### [WRITTEN INSTRUCTION]
Retype the complete listing exactly as it appears.

[Dataset entries]
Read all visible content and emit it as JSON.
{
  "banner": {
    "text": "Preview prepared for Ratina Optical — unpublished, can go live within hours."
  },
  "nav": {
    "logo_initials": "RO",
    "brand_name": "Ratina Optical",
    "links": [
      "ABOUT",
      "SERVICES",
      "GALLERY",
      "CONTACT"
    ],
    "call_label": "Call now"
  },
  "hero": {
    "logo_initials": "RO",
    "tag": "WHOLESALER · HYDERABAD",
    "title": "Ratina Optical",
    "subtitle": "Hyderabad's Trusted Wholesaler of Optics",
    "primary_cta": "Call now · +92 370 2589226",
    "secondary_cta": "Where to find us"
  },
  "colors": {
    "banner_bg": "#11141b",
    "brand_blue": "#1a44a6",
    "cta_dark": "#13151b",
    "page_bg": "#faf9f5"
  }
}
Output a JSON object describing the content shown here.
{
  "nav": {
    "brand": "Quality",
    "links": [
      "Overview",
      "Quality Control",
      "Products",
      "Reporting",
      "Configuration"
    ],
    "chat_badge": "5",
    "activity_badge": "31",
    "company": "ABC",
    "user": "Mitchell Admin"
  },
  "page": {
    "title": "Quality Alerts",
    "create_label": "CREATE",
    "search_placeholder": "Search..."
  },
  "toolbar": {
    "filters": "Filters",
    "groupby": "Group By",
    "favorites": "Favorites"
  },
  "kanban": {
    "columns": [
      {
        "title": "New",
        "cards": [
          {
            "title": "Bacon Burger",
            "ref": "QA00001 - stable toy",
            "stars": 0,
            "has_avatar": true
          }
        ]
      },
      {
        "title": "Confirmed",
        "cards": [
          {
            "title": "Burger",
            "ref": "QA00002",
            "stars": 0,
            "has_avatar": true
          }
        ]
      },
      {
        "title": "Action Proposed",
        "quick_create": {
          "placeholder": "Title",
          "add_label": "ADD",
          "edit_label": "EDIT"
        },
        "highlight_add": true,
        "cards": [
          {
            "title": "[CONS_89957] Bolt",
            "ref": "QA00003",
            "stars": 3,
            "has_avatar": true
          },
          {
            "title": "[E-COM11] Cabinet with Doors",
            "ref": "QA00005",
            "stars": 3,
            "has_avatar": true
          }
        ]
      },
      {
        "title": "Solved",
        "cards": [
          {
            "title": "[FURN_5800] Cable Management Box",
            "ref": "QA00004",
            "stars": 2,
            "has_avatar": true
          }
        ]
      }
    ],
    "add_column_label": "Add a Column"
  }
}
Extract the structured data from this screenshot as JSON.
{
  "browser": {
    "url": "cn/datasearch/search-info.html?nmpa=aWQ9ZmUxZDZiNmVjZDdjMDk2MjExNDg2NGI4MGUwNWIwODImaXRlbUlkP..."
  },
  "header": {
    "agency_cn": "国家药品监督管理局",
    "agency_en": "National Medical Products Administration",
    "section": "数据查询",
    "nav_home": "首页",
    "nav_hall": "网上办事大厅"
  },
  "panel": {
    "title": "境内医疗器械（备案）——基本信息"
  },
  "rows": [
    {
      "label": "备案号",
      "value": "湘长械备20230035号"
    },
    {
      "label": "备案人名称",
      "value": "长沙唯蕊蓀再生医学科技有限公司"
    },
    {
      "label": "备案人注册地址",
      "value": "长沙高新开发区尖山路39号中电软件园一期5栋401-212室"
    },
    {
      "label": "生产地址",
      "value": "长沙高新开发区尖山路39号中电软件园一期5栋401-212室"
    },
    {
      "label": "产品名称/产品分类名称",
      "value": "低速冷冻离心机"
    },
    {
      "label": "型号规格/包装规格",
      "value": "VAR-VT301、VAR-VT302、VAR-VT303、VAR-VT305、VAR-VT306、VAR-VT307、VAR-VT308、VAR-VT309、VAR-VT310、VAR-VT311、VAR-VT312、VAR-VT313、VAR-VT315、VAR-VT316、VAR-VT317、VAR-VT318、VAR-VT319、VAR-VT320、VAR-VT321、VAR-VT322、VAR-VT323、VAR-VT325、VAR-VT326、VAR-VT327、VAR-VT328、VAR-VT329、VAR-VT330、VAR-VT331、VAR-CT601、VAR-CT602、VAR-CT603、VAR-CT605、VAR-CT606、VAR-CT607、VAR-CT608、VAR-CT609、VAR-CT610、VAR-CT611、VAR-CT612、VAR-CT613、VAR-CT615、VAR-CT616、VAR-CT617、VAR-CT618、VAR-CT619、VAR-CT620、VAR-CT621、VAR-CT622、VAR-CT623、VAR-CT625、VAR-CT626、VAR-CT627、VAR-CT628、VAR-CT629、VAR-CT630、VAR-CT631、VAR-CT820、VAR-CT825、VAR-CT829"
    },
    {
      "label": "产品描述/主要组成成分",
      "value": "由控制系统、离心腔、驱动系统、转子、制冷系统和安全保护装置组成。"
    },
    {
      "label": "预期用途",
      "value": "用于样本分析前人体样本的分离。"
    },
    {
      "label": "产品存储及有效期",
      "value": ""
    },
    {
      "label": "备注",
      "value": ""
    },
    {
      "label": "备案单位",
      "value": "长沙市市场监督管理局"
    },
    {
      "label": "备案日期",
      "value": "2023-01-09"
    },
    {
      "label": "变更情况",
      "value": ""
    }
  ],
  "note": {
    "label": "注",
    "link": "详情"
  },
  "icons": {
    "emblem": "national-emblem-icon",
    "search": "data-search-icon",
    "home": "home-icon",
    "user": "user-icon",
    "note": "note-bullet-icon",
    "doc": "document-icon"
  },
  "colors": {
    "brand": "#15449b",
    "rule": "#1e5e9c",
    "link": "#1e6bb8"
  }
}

### [EXPECTED ANSWER]
Read all visible content and emit it as JSON.
{
  "banner": {
    "text": "Preview prepared for Ratina Optical — unpublished, can go live within hours."
  },
  "nav": {
    "logo_initials": "RO",
    "brand_name": "Ratina Optical",
    "links": [
      "ABOUT",
      "SERVICES",
      "GALLERY",
      "CONTACT"
    ],
    "call_label": "Call now"
  },
  "hero": {
    "logo_initials": "RO",
    "tag": "WHOLESALER · HYDERABAD",
    "title": "Ratina Optical",
    "subtitle": "Hyderabad's Trusted Wholesaler of Optics",
    "primary_cta": "Call now · +92 370 2589226",
    "secondary_cta": "Where to find us"
  },
  "colors": {
    "banner_bg": "#11141b",
    "brand_blue": "#1a44a6",
    "cta_dark": "#13151b",
    "page_bg": "#faf9f5"
  }
}
Output a JSON object describing the content shown here.
{
  "nav": {
    "brand": "Quality",
    "links": [
      "Overview",
      "Quality Control",
      "Products",
      "Reporting",
      "Configuration"
    ],
    "chat_badge": "5",
    "activity_badge": "31",
    "company": "ABC",
    "user": "Mitchell Admin"
  },
  "page": {
    "title": "Quality Alerts",
    "create_label": "CREATE",
    "search_placeholder": "Search..."
  },
  "toolbar": {
    "filters": "Filters",
    "groupby": "Group By",
    "favorites": "Favorites"
  },
  "kanban": {
    "columns": [
      {
        "title": "New",
        "cards": [
          {
            "title": "Bacon Burger",
            "ref": "QA00001 - stable toy",
            "stars": 0,
            "has_avatar": true
          }
        ]
      },
      {
        "title": "Confirmed",
        "cards": [
          {
            "title": "Burger",
            "ref": "QA00002",
            "stars": 0,
            "has_avatar": true
          }
        ]
      },
      {
        "title": "Action Proposed",
        "quick_create": {
          "placeholder": "Title",
          "add_label": "ADD",
          "edit_label": "EDIT"
        },
        "highlight_add": true,
        "cards": [
          {
            "title": "[CONS_89957] Bolt",
            "ref": "QA00003",
            "stars": 3,
            "has_avatar": true
          },
          {
            "title": "[E-COM11] Cabinet with Doors",
            "ref": "QA00005",
            "stars": 3,
            "has_avatar": true
          }
        ]
      },
      {
        "title": "Solved",
        "cards": [
          {
            "title": "[FURN_5800] Cable Management Box",
            "ref": "QA00004",
            "stars": 2,
            "has_avatar": true
          }
        ]
      }
    ],
    "add_column_label": "Add a Column"
  }
}
Extract the structured data from this screenshot as JSON.
{
  "browser": {
    "url": "cn/datasearch/search-info.html?nmpa=aWQ9ZmUxZDZiNmVjZDdjMDk2MjExNDg2NGI4MGUwNWIwODImaXRlbUlkP..."
  },
  "header": {
    "agency_cn": "国家药品监督管理局",
    "agency_en": "National Medical Products Administration",
    "section": "数据查询",
    "nav_home": "首页",
    "nav_hall": "网上办事大厅"
  },
  "panel": {
    "title": "境内医疗器械（备案）——基本信息"
  },
  "rows": [
    {
      "label": "备案号",
      "value": "湘长械备20230035号"
    },
    {
      "label": "备案人名称",
      "value": "长沙唯蕊蓀再生医学科技有限公司"
    },
    {
      "label": "备案人注册地址",
      "value": "长沙高新开发区尖山路39号中电软件园一期5栋401-212室"
    },
    {
      "label": "生产地址",
      "value": "长沙高新开发区尖山路39号中电软件园一期5栋401-212室"
    },
    {
      "label": "产品名称/产品分类名称",
      "value": "低速冷冻离心机"
    },
    {
      "label": "型号规格/包装规格",
      "value": "VAR-VT301、VAR-VT302、VAR-VT303、VAR-VT305、VAR-VT306、VAR-VT307、VAR-VT308、VAR-VT309、VAR-VT310、VAR-VT311、VAR-VT312、VAR-VT313、VAR-VT315、VAR-VT316、VAR-VT317、VAR-VT318、VAR-VT319、VAR-VT320、VAR-VT321、VAR-VT322、VAR-VT323、VAR-VT325、VAR-VT326、VAR-VT327、VAR-VT328、VAR-VT329、VAR-VT330、VAR-VT331、VAR-CT601、VAR-CT602、VAR-CT603、VAR-CT605、VAR-CT606、VAR-CT607、VAR-CT608、VAR-CT609、VAR-CT610、VAR-CT611、VAR-CT612、VAR-CT613、VAR-CT615、VAR-CT616、VAR-CT617、VAR-CT618、VAR-CT619、VAR-CT620、VAR-CT621、VAR-CT622、VAR-CT623、VAR-CT625、VAR-CT626、VAR-CT627、VAR-CT628、VAR-CT629、VAR-CT630、VAR-CT631、VAR-CT820、VAR-CT825、VAR-CT829"
    },
    {
      "label": "产品描述/主要组成成分",
      "value": "由控制系统、离心腔、驱动系统、转子、制冷系统和安全保护装置组成。"
    },
    {
      "label": "预期用途",
      "value": "用于样本分析前人体样本的分离。"
    },
    {
      "label": "产品存储及有效期",
      "value": ""
    },
    {
      "label": "备注",
      "value": ""
    },
    {
      "label": "备案单位",
      "value": "长沙市市场监督管理局"
    },
    {
      "label": "备案日期",
      "value": "2023-01-09"
    },
    {
      "label": "变更情况",
      "value": ""
    }
  ],
  "note": {
    "label": "注",
    "link": "详情"
  },
  "icons": {
    "emblem": "national-emblem-icon",
    "search": "data-search-icon",
    "home": "home-icon",
    "user": "user-icon",
    "note": "note-bullet-icon",
    "doc": "document-icon"
  },
  "colors": {
    "brand": "#15449b",
    "rule": "#1e5e9c",
    "link": "#1e6bb8"
  }
}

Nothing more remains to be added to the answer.